§ HOW TO COMPLETE THIS TASK:
Would you return the entries below word for word?

(Document page transcript entries)
+-------+

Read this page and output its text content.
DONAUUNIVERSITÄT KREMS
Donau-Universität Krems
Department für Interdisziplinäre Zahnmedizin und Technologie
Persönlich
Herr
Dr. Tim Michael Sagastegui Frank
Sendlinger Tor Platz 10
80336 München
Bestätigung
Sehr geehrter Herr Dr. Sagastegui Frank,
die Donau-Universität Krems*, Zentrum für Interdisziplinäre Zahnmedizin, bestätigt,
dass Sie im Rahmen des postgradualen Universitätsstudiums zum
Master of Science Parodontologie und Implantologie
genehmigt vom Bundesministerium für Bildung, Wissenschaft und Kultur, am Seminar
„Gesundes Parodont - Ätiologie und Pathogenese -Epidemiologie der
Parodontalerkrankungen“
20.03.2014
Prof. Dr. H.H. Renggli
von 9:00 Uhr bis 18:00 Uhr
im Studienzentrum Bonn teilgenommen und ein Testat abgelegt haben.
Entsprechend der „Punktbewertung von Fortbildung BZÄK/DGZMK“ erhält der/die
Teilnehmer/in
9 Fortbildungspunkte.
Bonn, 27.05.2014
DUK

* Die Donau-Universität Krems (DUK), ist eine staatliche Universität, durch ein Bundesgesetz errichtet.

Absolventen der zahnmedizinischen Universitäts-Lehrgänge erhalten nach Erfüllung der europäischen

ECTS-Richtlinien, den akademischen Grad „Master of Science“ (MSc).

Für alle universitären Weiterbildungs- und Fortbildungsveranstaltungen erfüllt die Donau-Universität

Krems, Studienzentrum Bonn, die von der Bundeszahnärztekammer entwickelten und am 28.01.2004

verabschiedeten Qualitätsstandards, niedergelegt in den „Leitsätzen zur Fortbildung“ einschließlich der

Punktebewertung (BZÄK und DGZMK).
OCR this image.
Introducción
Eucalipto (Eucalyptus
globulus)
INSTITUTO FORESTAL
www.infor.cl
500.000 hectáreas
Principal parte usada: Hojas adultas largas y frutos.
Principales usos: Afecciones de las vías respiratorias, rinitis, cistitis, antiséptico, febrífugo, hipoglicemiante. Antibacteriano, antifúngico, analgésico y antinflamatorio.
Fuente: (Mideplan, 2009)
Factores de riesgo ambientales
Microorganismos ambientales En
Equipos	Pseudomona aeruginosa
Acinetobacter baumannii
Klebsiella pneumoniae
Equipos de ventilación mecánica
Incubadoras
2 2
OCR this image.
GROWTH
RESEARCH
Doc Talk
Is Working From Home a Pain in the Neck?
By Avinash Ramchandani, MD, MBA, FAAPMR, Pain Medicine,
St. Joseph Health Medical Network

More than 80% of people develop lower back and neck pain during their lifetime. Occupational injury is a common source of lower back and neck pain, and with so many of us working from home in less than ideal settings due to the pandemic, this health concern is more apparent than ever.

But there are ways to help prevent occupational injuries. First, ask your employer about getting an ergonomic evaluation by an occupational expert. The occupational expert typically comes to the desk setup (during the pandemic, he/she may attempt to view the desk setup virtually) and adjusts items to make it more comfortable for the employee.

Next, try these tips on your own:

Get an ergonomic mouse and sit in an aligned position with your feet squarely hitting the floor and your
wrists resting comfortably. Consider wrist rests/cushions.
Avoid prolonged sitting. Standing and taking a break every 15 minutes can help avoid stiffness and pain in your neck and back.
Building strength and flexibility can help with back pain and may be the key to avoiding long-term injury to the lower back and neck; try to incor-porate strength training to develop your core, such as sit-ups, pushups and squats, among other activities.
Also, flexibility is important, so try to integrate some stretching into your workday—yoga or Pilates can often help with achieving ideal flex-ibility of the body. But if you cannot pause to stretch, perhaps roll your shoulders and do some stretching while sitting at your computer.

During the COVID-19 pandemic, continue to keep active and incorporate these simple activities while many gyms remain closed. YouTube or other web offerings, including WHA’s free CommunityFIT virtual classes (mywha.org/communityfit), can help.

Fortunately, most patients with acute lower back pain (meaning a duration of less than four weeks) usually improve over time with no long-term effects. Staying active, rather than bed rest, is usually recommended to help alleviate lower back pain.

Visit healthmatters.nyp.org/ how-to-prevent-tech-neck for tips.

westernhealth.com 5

+-------+

§ FINISHED TASK:
Read this page and output its text content.
DONAUUNIVERSITÄT KREMS
Donau-Universität Krems
Department für Interdisziplinäre Zahnmedizin und Technologie
Persönlich
Herr
Dr. Tim Michael Sagastegui Frank
Sendlinger Tor Platz 10
80336 München
Bestätigung
Sehr geehrter Herr Dr. Sagastegui Frank,
die Donau-Universität Krems*, Zentrum für Interdisziplinäre Zahnmedizin, bestätigt,
dass Sie im Rahmen des postgradualen Universitätsstudiums zum
Master of Science Parodontologie und Implantologie
genehmigt vom Bundesministerium für Bildung, Wissenschaft und Kultur, am Seminar
„Gesundes Parodont - Ätiologie und Pathogenese -Epidemiologie der
Parodontalerkrankungen“
20.03.2014
Prof. Dr. H.H. Renggli
von 9:00 Uhr bis 18:00 Uhr
im Studienzentrum Bonn teilgenommen und ein Testat abgelegt haben.
Entsprechend der „Punktbewertung von Fortbildung BZÄK/DGZMK“ erhält der/die
Teilnehmer/in
9 Fortbildungspunkte.
Bonn, 27.05.2014
DUK

* Die Donau-Universität Krems (DUK), ist eine staatliche Universität, durch ein Bundesgesetz errichtet.

Absolventen der zahnmedizinischen Universitäts-Lehrgänge erhalten nach Erfüllung der europäischen

ECTS-Richtlinien, den akademischen Grad „Master of Science“ (MSc).

Für alle universitären Weiterbildungs- und Fortbildungsveranstaltungen erfüllt die Donau-Universität

Krems, Studienzentrum Bonn, die von der Bundeszahnärztekammer entwickelten und am 28.01.2004

verabschiedeten Qualitätsstandards, niedergelegt in den „Leitsätzen zur Fortbildung“ einschließlich der

Punktebewertung (BZÄK und DGZMK).
OCR this image.
Introducción
Eucalipto (Eucalyptus
globulus)
INSTITUTO FORESTAL
www.infor.cl
500.000 hectáreas
Principal parte usada: Hojas adultas largas y frutos.
Principales usos: Afecciones de las vías respiratorias, rinitis, cistitis, antiséptico, febrífugo, hipoglicemiante. Antibacteriano, antifúngico, analgésico y antinflamatorio.
Fuente: (Mideplan, 2009)
Factores de riesgo ambientales
Microorganismos ambientales En
Equipos	Pseudomona aeruginosa
Acinetobacter baumannii
Klebsiella pneumoniae
Equipos de ventilación mecánica
Incubadoras
2 2
OCR this image.
GROWTH
RESEARCH
Doc Talk
Is Working From Home a Pain in the Neck?
By Avinash Ramchandani, MD, MBA, FAAPMR, Pain Medicine,
St. Joseph Health Medical Network

More than 80% of people develop lower back and neck pain during their lifetime. Occupational injury is a common source of lower back and neck pain, and with so many of us working from home in less than ideal settings due to the pandemic, this health concern is more apparent than ever.

But there are ways to help prevent occupational injuries. First, ask your employer about getting an ergonomic evaluation by an occupational expert. The occupational expert typically comes to the desk setup (during the pandemic, he/she may attempt to view the desk setup virtually) and adjusts items to make it more comfortable for the employee.

Next, try these tips on your own:

Get an ergonomic mouse and sit in an aligned position with your feet squarely hitting the floor and your
wrists resting comfortably. Consider wrist rests/cushions.
Avoid prolonged sitting. Standing and taking a break every 15 minutes can help avoid stiffness and pain in your neck and back.
Building strength and flexibility can help with back pain and may be the key to avoiding long-term injury to the lower back and neck; try to incor-porate strength training to develop your core, such as sit-ups, pushups and squats, among other activities.
Also, flexibility is important, so try to integrate some stretching into your workday—yoga or Pilates can often help with achieving ideal flex-ibility of the body. But if you cannot pause to stretch, perhaps roll your shoulders and do some stretching while sitting at your computer.

During the COVID-19 pandemic, continue to keep active and incorporate these simple activities while many gyms remain closed. YouTube or other web offerings, including WHA’s free CommunityFIT virtual classes (mywha.org/communityfit), can help.

Fortunately, most patients with acute lower back pain (meaning a duration of less than four weeks) usually improve over time with no long-term effects. Staying active, rather than bed rest, is usually recommended to help alleviate lower back pain.

Visit healthmatters.nyp.org/ how-to-prevent-tech-neck for tips.

westernhealth.com 5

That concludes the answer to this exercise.